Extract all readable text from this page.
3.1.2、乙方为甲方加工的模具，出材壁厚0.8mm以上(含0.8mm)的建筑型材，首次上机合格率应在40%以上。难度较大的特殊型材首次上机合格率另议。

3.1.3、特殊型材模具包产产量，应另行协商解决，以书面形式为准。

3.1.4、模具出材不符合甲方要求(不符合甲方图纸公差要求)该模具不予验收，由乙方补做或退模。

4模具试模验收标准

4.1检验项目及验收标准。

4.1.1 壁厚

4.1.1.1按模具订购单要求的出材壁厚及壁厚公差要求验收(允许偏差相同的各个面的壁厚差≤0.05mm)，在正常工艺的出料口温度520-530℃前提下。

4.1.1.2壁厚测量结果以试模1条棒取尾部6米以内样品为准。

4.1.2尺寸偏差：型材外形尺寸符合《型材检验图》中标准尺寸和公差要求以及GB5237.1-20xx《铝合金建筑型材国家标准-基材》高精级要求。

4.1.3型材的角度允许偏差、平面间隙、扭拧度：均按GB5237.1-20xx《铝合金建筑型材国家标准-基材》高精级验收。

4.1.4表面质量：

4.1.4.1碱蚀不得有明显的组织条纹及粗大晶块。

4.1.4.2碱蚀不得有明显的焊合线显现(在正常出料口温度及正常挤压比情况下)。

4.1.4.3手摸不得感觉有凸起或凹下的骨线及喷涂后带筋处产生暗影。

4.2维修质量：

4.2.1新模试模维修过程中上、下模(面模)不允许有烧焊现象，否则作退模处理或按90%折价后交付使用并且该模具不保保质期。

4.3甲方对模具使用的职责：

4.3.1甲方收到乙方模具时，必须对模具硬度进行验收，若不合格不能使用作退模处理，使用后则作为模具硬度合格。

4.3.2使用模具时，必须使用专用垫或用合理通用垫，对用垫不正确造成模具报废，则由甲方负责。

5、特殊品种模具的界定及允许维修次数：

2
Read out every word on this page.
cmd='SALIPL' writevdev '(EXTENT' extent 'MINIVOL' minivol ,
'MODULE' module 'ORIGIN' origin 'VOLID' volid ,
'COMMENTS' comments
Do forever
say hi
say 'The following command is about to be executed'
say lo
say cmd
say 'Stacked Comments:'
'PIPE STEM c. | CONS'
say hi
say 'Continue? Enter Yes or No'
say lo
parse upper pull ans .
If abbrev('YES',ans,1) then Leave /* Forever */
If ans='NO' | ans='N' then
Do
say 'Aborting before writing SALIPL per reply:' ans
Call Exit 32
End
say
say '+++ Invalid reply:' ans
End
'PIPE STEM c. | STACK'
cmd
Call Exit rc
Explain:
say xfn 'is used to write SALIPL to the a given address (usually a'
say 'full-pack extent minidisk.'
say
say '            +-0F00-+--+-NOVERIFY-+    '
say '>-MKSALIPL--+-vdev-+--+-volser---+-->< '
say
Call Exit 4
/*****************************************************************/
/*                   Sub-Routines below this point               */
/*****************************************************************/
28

········

— INSTRUCTIONS FOR THE TASK —
Extract all lines from the material above that include the word "extent".

— SOLUTION TO THE PROBLEM —
cmd='SALIPL' writevdev '(EXTENT' extent 'MINIVOL' minivol ,
say 'full-pack extent minidisk.'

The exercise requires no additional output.